- Recorded data
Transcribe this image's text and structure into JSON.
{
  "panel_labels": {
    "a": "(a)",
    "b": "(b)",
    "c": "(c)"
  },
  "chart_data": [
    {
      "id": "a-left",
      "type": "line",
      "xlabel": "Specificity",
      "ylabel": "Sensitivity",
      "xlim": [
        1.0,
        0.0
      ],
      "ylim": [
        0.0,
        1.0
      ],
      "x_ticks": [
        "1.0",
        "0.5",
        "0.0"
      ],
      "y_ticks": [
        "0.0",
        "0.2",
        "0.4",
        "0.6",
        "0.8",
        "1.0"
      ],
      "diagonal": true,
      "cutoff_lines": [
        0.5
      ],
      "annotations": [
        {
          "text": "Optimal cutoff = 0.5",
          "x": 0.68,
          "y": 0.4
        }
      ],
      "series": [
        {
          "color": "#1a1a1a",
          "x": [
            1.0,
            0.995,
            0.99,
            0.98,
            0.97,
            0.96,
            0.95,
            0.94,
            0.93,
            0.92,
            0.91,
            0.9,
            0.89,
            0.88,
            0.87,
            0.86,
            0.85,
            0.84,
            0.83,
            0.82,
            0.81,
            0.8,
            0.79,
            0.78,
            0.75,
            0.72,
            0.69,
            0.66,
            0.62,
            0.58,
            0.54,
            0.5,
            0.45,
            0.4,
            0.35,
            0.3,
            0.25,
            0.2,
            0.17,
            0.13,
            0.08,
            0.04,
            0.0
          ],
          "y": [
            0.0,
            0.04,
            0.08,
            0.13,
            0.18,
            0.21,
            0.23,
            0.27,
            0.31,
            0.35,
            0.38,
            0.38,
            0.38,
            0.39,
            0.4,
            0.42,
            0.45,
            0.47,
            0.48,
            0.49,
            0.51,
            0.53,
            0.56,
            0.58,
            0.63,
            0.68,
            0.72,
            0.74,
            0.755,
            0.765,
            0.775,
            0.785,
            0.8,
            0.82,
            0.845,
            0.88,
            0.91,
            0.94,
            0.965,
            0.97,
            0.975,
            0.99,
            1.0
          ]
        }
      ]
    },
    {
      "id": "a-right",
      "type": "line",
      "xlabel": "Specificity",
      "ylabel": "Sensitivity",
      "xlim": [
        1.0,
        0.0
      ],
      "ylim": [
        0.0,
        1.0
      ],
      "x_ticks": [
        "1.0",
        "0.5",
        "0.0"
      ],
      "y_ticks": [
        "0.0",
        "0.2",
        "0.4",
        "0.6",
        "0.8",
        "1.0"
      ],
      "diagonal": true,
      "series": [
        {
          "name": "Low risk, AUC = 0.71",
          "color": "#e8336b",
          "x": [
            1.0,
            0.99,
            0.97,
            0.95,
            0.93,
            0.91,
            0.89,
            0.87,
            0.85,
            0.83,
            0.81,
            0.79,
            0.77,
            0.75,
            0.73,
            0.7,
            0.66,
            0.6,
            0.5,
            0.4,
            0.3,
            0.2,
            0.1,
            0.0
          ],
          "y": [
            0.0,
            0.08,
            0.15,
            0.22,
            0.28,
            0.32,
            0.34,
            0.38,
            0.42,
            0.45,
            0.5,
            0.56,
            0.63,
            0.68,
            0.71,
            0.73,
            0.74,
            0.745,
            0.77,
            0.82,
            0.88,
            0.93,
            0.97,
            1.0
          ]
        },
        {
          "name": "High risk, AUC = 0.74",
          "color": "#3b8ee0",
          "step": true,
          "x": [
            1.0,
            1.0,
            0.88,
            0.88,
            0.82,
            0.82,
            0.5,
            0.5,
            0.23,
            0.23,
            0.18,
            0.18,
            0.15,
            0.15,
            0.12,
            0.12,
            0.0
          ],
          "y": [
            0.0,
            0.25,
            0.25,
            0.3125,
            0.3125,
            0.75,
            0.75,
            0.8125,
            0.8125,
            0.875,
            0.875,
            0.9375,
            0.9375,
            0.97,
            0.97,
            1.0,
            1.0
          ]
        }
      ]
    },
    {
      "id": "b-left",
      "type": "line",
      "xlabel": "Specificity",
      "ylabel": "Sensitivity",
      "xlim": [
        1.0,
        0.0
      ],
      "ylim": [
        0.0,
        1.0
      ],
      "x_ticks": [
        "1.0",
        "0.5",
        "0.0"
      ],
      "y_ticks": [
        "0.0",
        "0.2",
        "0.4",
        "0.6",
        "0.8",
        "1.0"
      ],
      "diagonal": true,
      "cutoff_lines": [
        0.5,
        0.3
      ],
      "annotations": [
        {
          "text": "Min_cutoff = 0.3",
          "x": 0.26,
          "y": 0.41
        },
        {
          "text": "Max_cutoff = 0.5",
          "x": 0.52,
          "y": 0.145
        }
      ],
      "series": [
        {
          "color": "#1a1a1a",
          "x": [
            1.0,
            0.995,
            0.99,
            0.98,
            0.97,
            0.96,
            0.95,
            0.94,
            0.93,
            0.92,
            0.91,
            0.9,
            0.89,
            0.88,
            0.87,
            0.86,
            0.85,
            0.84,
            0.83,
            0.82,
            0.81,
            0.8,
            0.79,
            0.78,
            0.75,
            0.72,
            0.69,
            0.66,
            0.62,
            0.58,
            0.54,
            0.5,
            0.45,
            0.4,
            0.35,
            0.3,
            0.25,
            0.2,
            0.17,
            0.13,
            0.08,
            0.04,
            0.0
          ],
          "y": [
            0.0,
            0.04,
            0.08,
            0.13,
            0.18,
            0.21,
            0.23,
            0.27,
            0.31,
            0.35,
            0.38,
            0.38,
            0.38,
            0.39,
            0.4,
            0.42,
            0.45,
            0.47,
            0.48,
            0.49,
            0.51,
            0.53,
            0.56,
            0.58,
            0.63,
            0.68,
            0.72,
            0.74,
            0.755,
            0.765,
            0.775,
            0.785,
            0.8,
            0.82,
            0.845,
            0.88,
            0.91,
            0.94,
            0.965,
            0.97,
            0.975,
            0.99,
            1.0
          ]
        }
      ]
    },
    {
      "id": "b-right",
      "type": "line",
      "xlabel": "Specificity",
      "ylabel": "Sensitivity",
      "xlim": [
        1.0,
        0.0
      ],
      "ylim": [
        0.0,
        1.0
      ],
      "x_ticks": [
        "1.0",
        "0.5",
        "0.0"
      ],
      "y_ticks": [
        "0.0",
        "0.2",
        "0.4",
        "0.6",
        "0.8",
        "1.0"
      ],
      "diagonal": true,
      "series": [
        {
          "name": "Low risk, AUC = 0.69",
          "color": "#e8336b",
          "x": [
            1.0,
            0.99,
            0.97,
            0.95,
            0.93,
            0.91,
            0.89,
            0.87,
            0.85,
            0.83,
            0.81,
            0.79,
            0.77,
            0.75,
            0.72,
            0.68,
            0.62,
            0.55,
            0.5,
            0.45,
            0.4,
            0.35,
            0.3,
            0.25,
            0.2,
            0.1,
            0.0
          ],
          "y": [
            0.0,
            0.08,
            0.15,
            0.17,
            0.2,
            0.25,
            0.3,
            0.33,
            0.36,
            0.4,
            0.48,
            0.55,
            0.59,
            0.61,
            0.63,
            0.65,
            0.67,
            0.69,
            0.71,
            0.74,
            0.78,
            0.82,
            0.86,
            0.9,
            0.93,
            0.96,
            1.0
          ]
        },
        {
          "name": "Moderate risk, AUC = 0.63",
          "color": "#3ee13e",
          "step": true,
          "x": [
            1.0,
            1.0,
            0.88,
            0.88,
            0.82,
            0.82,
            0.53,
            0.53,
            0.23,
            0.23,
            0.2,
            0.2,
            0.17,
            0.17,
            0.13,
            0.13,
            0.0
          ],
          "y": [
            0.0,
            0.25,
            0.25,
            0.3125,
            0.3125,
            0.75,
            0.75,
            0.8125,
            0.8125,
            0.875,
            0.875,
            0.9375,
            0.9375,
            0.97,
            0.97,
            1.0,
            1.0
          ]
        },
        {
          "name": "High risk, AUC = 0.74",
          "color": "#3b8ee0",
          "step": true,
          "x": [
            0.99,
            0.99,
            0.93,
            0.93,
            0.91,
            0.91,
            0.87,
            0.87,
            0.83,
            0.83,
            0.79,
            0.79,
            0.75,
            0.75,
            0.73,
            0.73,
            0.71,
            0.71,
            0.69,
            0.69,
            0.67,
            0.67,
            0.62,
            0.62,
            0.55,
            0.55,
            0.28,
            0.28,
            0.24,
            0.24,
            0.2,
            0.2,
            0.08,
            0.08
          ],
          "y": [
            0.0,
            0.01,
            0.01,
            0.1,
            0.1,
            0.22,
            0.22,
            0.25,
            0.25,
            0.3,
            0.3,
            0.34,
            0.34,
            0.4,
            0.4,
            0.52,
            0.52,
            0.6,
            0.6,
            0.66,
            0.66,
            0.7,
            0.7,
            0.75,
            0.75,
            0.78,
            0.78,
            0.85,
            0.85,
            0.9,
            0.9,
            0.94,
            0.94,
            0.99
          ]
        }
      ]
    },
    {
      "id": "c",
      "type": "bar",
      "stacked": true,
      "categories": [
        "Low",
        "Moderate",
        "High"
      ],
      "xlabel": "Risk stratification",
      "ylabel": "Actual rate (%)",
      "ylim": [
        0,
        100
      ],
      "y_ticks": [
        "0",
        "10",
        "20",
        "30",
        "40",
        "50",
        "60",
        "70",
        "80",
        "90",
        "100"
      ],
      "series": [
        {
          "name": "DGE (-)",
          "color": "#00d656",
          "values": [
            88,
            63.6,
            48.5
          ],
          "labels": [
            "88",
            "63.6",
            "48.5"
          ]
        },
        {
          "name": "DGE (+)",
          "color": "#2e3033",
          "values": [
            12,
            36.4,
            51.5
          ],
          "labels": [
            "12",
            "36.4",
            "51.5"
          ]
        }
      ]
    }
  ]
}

- Work required
Report how many lines of the entries hold the string "name". Provide the number alone.

- Exercise solution
7